[BEGIN SUPPLIED ENTRIES]

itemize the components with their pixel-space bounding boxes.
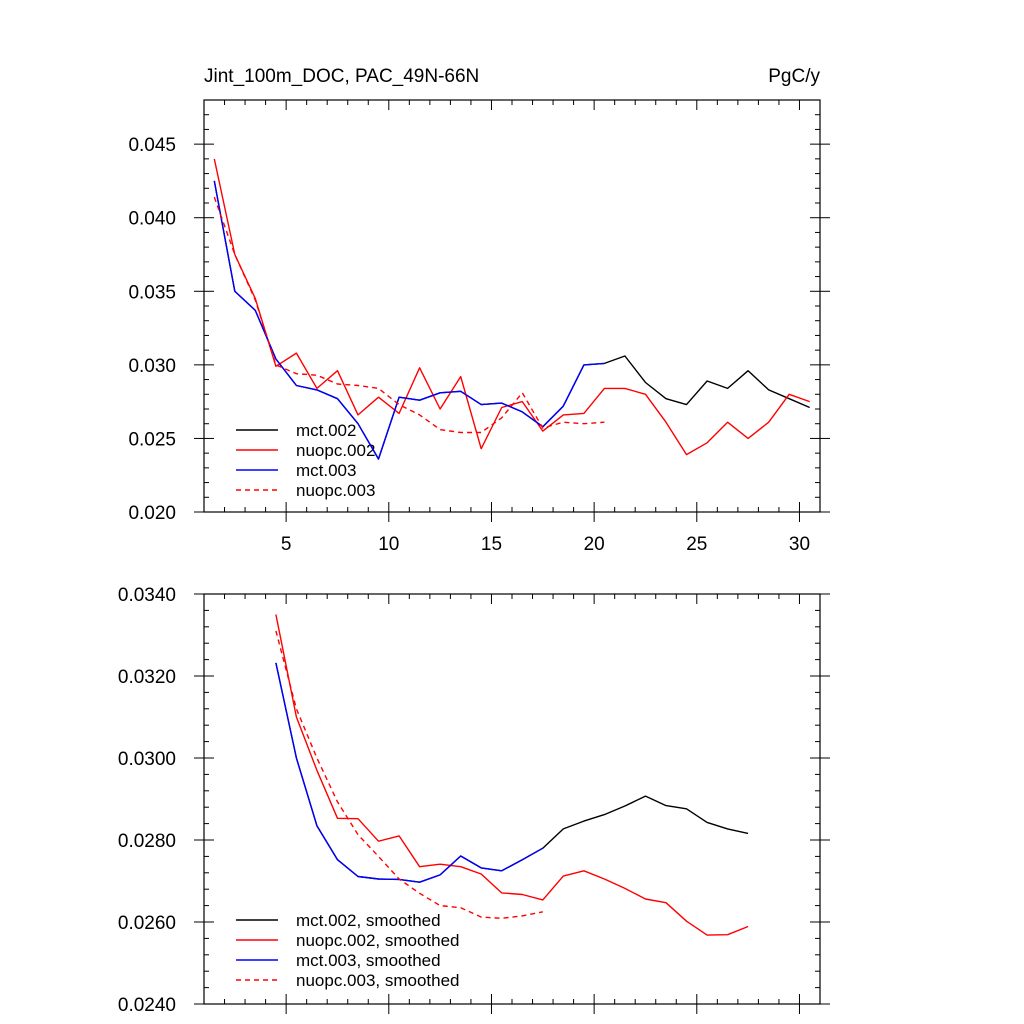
legend-label: mct.003 [296,461,356,480]
series-line-nuopc-002 [213,158,810,456]
series-line-mct-002 [213,180,810,460]
y-tick-label: 0.0280 [118,831,176,852]
legend-label: mct.002 [296,421,356,440]
series-line-nuopc-002-smoothed [275,614,749,936]
legend-label: nuopc.002, smoothed [296,931,460,950]
y-tick-label: 0.0320 [118,667,176,688]
y-tick-label: 0.040 [128,209,176,230]
y-tick-label: 0.0340 [118,585,176,606]
legend-label: nuopc.002 [296,441,375,460]
chart-title: Jint_100m_DOC, PAC_49N-66N [204,66,479,87]
series-line-nuopc-003 [213,196,605,434]
x-tick-label: 15 [481,534,502,555]
series-line-nuopc-003-smoothed [275,630,543,919]
x-tick-label: 20 [584,534,605,555]
y-tick-label: 0.0240 [118,995,176,1016]
legend-label: nuopc.003 [296,481,375,500]
y-tick-label: 0.0300 [118,749,176,770]
y-tick-label: 0.045 [128,135,176,156]
legend-label: mct.003, smoothed [296,951,441,970]
y-tick-label: 0.0260 [118,913,176,934]
legend-label: mct.002, smoothed [296,911,441,930]
x-tick-label: 5 [281,534,292,555]
x-tick-label: 30 [789,534,810,555]
units-label: PgC/y [768,66,820,87]
x-tick-label: 10 [378,534,399,555]
y-tick-label: 0.020 [128,503,176,524]
bottom-chart-panel: 0.0240 0.0260 0.0280 0.0300 0.0320 0.0340 mct.… [118,585,830,1016]
series-line-mct-003-smoothed [275,662,544,883]
x-tick-label: 25 [686,534,707,555]
series-line-mct-002-smoothed [275,662,749,883]
y-tick-label: 0.025 [128,429,176,450]
top-chart-panel: Jint_100m_DOC, PAC_49N-66N PgC/y 5 10 15 20 25… [128,66,830,555]
series-line-mct-003 [213,180,605,460]
y-tick-label: 0.030 [128,356,176,377]
y-tick-label: 0.035 [128,282,176,303]
legend-label: nuopc.003, smoothed [296,971,460,990]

[END SUPPLIED ENTRIES]

• DIRECTIONS:
Please extract every line of the entries above word for word, leaving the pictures out of your answer.

• TASK ANSWER:
itemize the components with their pixel-space bounding boxes.
legend-label: mct.003 [296,461,356,480]
series-line-nuopc-002 [213,158,810,456]
series-line-mct-002 [213,180,810,460]
y-tick-label: 0.0280 [118,831,176,852]
legend-label: mct.002 [296,421,356,440]
series-line-nuopc-002-smoothed [275,614,749,936]
legend-label: nuopc.002, smoothed [296,931,460,950]
y-tick-label: 0.0320 [118,667,176,688]
y-tick-label: 0.040 [128,209,176,230]
y-tick-label: 0.0340 [118,585,176,606]
legend-label: nuopc.002 [296,441,375,460]
chart-title: Jint_100m_DOC, PAC_49N-66N [204,66,479,87]
series-line-nuopc-003 [213,196,605,434]
x-tick-label: 15 [481,534,502,555]
series-line-nuopc-003-smoothed [275,630,543,919]
x-tick-label: 20 [584,534,605,555]
y-tick-label: 0.0240 [118,995,176,1016]
legend-label: nuopc.003 [296,481,375,500]
y-tick-label: 0.0300 [118,749,176,770]
y-tick-label: 0.045 [128,135,176,156]
legend-label: mct.003, smoothed [296,951,441,970]
y-tick-label: 0.0260 [118,913,176,934]
legend-label: mct.002, smoothed [296,911,441,930]
x-tick-label: 5 [281,534,292,555]
x-tick-label: 30 [789,534,810,555]
units-label: PgC/y [768,66,820,87]
x-tick-label: 10 [378,534,399,555]
y-tick-label: 0.020 [128,503,176,524]
bottom-chart-panel: 0.0240 0.0260 0.0280 0.0300 0.0320 0.0340 mct.… [118,585,830,1016]
series-line-mct-003-smoothed [275,662,544,883]
x-tick-label: 25 [686,534,707,555]
series-line-mct-002-smoothed [275,662,749,883]
y-tick-label: 0.025 [128,429,176,450]
top-chart-panel: Jint_100m_DOC, PAC_49N-66N PgC/y 5 10 15 20 25… [128,66,830,555]
series-line-mct-003 [213,180,605,460]
y-tick-label: 0.030 [128,356,176,377]
y-tick-label: 0.035 [128,282,176,303]
legend-label: nuopc.003, smoothed [296,971,460,990]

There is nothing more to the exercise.